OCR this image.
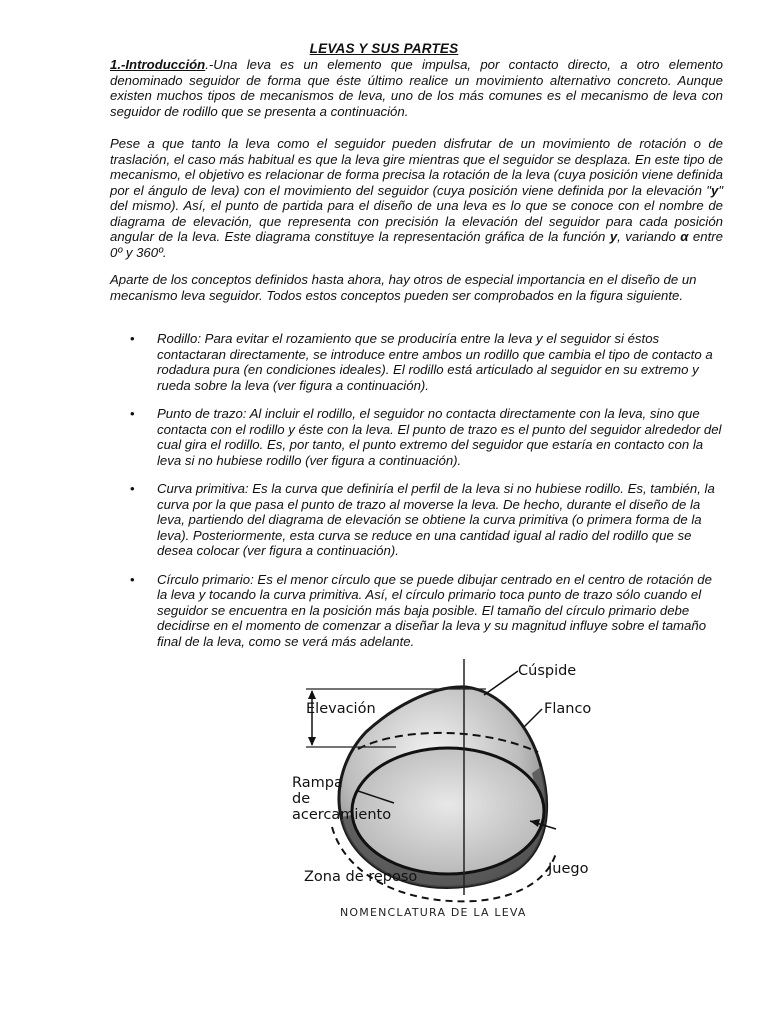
LEVAS Y SUS PARTES

1.-Introducción.-Una leva es un elemento que impulsa, por contacto directo, a otro elemento denominado seguidor de forma que éste último realice un movimiento alternativo concreto. Aunque existen muchos tipos de mecanismos de leva, uno de los más comunes es el mecanismo de leva con seguidor de rodillo que se presenta a continuación.

Pese a que tanto la leva como el seguidor pueden disfrutar de un movimiento de rotación o de traslación, el caso más habitual es que la leva gire mientras que el seguidor se desplaza. En este tipo de mecanismo, el objetivo es relacionar de forma precisa la rotación de la leva (cuya posición viene definida por el ángulo de leva) con el movimiento del seguidor (cuya posición viene definida por la elevación "y" del mismo). Así, el punto de partida para el diseño de una leva es lo que se conoce con el nombre de diagrama de elevación, que representa con precisión la elevación del seguidor para cada posición angular de la leva. Este diagrama constituye la representación gráfica de la función y, variando α entre 0º y 360º.

Aparte de los conceptos definidos hasta ahora, hay otros de especial importancia en el diseño de un mecanismo leva seguidor. Todos estos conceptos pueden ser comprobados en la figura siguiente.

• Rodillo: Para evitar el rozamiento que se produciría entre la leva y el seguidor si éstos contactaran directamente, se introduce entre ambos un rodillo que cambia el tipo de contacto a rodadura pura (en condiciones ideales). El rodillo está articulado al seguidor en su extremo y rueda sobre la leva (ver figura a continuación).
• Punto de trazo: Al incluir el rodillo, el seguidor no contacta directamente con la leva, sino que contacta con el rodillo y éste con la leva. El punto de trazo es el punto del seguidor alrededor del cual gira el rodillo. Es, por tanto, el punto extremo del seguidor que estaría en contacto con la leva si no hubiese rodillo (ver figura a continuación).
• Curva primitiva: Es la curva que definiría el perfil de la leva si no hubiese rodillo. Es, también, la curva por la que pasa el punto de trazo al moverse la leva. De hecho, durante el diseño de la leva, partiendo del diagrama de elevación se obtiene la curva primitiva (o primera forma de la leva). Posteriormente, esta curva se reduce en una cantidad igual al radio del rodillo que se desea colocar (ver figura a continuación).
• Círculo primario: Es el menor círculo que se puede dibujar centrado en el centro de rotación de la leva y tocando la curva primitiva. Así, el círculo primario toca punto de trazo sólo cuando el seguidor se encuentra en la posición más baja posible. El tamaño del círculo primario debe decidirse en el momento de comenzar a diseñar la leva y su magnitud influye sobre el tamaño final de la leva, como se verá más adelante.
Cúspide
Elevación	Flanco
Rampa
de
acercamiento
Zona de reposo	Juego
NOMENCLATURA DE LA LEVA
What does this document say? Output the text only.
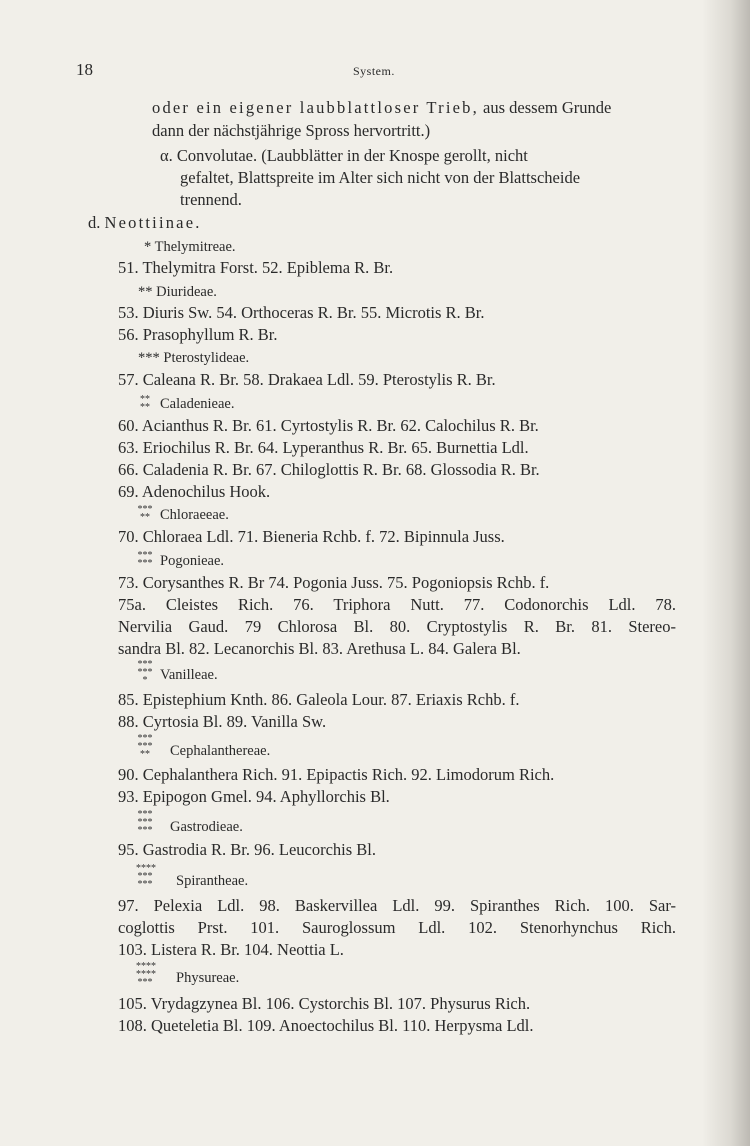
18	System.
oder ein eigener laubblattloser Trieb, aus dessem Grunde
dann der nächstjährige Spross hervortritt.)
α. Convolutae. (Laubblätter in der Knospe gerollt, nicht
gefaltet, Blattspreite im Alter sich nicht von der Blattscheide
trennend.
d. Neottiinae.
* Thelymitreae.
51. Thelymitra Forst. 52. Epiblema R. Br.
** Diurideae.
53. Diuris Sw. 54. Orthoceras R. Br. 55. Microtis R. Br.
56. Prasophyllum R. Br.
*** Pterostylideae.
57. Caleana R. Br. 58. Drakaea Ldl. 59. Pterostylis R. Br.
**
** Caladenieae.
60. Acianthus R. Br. 61. Cyrtostylis R. Br. 62. Calochilus R. Br.
63. Eriochilus R. Br. 64. Lyperanthus R. Br. 65. Burnettia Ldl.
66. Caladenia R. Br. 67. Chiloglottis R. Br. 68. Glossodia R. Br.
69. Adenochilus Hook.
***
** Chloraeeae.
70. Chloraea Ldl. 71. Bieneria Rchb. f. 72. Bipinnula Juss.
***
*** Pogonieae.
73. Corysanthes R. Br 74. Pogonia Juss. 75. Pogoniopsis Rchb. f.
75a. Cleistes Rich. 76. Triphora Nutt. 77. Codonorchis Ldl. 78.
Nervilia Gaud. 79 Chlorosa Bl. 80. Cryptostylis R. Br. 81. Stereo-
sandra Bl. 82. Lecanorchis Bl. 83. Arethusa L. 84. Galera Bl.
***
***
* Vanilleae.
85. Epistephium Knth. 86. Galeola Lour. 87. Eriaxis Rchb. f.
88. Cyrtosia Bl. 89. Vanilla Sw.
***
***
** Cephalanthereae.
90. Cephalanthera Rich. 91. Epipactis Rich. 92. Limodorum Rich.
93. Epipogon Gmel. 94. Aphyllorchis Bl.
***
***
*** Gastrodieae.
95. Gastrodia R. Br. 96. Leucorchis Bl.
****
***
*** Spirantheae.
97. Pelexia Ldl. 98. Baskervillea Ldl. 99. Spiranthes Rich. 100. Sar-
coglottis Prst. 101. Sauroglossum Ldl. 102. Stenorhynchus Rich.
103. Listera R. Br. 104. Neottia L.
****
****
*** Physureae.
105. Vrydagzynea Bl. 106. Cystorchis Bl. 107. Physurus Rich.
108. Queteletia Bl. 109. Anoectochilus Bl. 110. Herpysma Ldl.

—————

**Given task**
Quote in full the listing given above; the images are to be left out.

**Answer to this exercise**
OCR this image.
LEVAS Y SUS PARTES

1.-Introducción.-Una leva es un elemento que impulsa, por contacto directo, a otro elemento denominado seguidor de forma que éste último realice un movimiento alternativo concreto. Aunque existen muchos tipos de mecanismos de leva, uno de los más comunes es el mecanismo de leva con seguidor de rodillo que se presenta a continuación.

Pese a que tanto la leva como el seguidor pueden disfrutar de un movimiento de rotación o de traslación, el caso más habitual es que la leva gire mientras que el seguidor se desplaza. En este tipo de mecanismo, el objetivo es relacionar de forma precisa la rotación de la leva (cuya posición viene definida por el ángulo de leva) con el movimiento del seguidor (cuya posición viene definida por la elevación "y" del mismo). Así, el punto de partida para el diseño de una leva es lo que se conoce con el nombre de diagrama de elevación, que representa con precisión la elevación del seguidor para cada posición angular de la leva. Este diagrama constituye la representación gráfica de la función y, variando α entre 0º y 360º.

Aparte de los conceptos definidos hasta ahora, hay otros de especial importancia en el diseño de un mecanismo leva seguidor. Todos estos conceptos pueden ser comprobados en la figura siguiente.

• Rodillo: Para evitar el rozamiento que se produciría entre la leva y el seguidor si éstos contactaran directamente, se introduce entre ambos un rodillo que cambia el tipo de contacto a rodadura pura (en condiciones ideales). El rodillo está articulado al seguidor en su extremo y rueda sobre la leva (ver figura a continuación).
• Punto de trazo: Al incluir el rodillo, el seguidor no contacta directamente con la leva, sino que contacta con el rodillo y éste con la leva. El punto de trazo es el punto del seguidor alrededor del cual gira el rodillo. Es, por tanto, el punto extremo del seguidor que estaría en contacto con la leva si no hubiese rodillo (ver figura a continuación).
• Curva primitiva: Es la curva que definiría el perfil de la leva si no hubiese rodillo. Es, también, la curva por la que pasa el punto de trazo al moverse la leva. De hecho, durante el diseño de la leva, partiendo del diagrama de elevación se obtiene la curva primitiva (o primera forma de la leva). Posteriormente, esta curva se reduce en una cantidad igual al radio del rodillo que se desea colocar (ver figura a continuación).
• Círculo primario: Es el menor círculo que se puede dibujar centrado en el centro de rotación de la leva y tocando la curva primitiva. Así, el círculo primario toca punto de trazo sólo cuando el seguidor se encuentra en la posición más baja posible. El tamaño del círculo primario debe decidirse en el momento de comenzar a diseñar la leva y su magnitud influye sobre el tamaño final de la leva, como se verá más adelante.
Cúspide
Elevación	Flanco
Rampa
de
acercamiento
Zona de reposo	Juego
NOMENCLATURA DE LA LEVA
What does this document say? Output the text only.
18	System.
oder ein eigener laubblattloser Trieb, aus dessem Grunde
dann der nächstjährige Spross hervortritt.)
α. Convolutae. (Laubblätter in der Knospe gerollt, nicht
gefaltet, Blattspreite im Alter sich nicht von der Blattscheide
trennend.
d. Neottiinae.
* Thelymitreae.
51. Thelymitra Forst. 52. Epiblema R. Br.
** Diurideae.
53. Diuris Sw. 54. Orthoceras R. Br. 55. Microtis R. Br.
56. Prasophyllum R. Br.
*** Pterostylideae.
57. Caleana R. Br. 58. Drakaea Ldl. 59. Pterostylis R. Br.
**
** Caladenieae.
60. Acianthus R. Br. 61. Cyrtostylis R. Br. 62. Calochilus R. Br.
63. Eriochilus R. Br. 64. Lyperanthus R. Br. 65. Burnettia Ldl.
66. Caladenia R. Br. 67. Chiloglottis R. Br. 68. Glossodia R. Br.
69. Adenochilus Hook.
***
** Chloraeeae.
70. Chloraea Ldl. 71. Bieneria Rchb. f. 72. Bipinnula Juss.
***
*** Pogonieae.
73. Corysanthes R. Br 74. Pogonia Juss. 75. Pogoniopsis Rchb. f.
75a. Cleistes Rich. 76. Triphora Nutt. 77. Codonorchis Ldl. 78.
Nervilia Gaud. 79 Chlorosa Bl. 80. Cryptostylis R. Br. 81. Stereo-
sandra Bl. 82. Lecanorchis Bl. 83. Arethusa L. 84. Galera Bl.
***
***
* Vanilleae.
85. Epistephium Knth. 86. Galeola Lour. 87. Eriaxis Rchb. f.
88. Cyrtosia Bl. 89. Vanilla Sw.
***
***
** Cephalanthereae.
90. Cephalanthera Rich. 91. Epipactis Rich. 92. Limodorum Rich.
93. Epipogon Gmel. 94. Aphyllorchis Bl.
***
***
*** Gastrodieae.
95. Gastrodia R. Br. 96. Leucorchis Bl.
****
***
*** Spirantheae.
97. Pelexia Ldl. 98. Baskervillea Ldl. 99. Spiranthes Rich. 100. Sar-
coglottis Prst. 101. Sauroglossum Ldl. 102. Stenorhynchus Rich.
103. Listera R. Br. 104. Neottia L.
****
****
*** Physureae.
105. Vrydagzynea Bl. 106. Cystorchis Bl. 107. Physurus Rich.
108. Queteletia Bl. 109. Anoectochilus Bl. 110. Herpysma Ldl.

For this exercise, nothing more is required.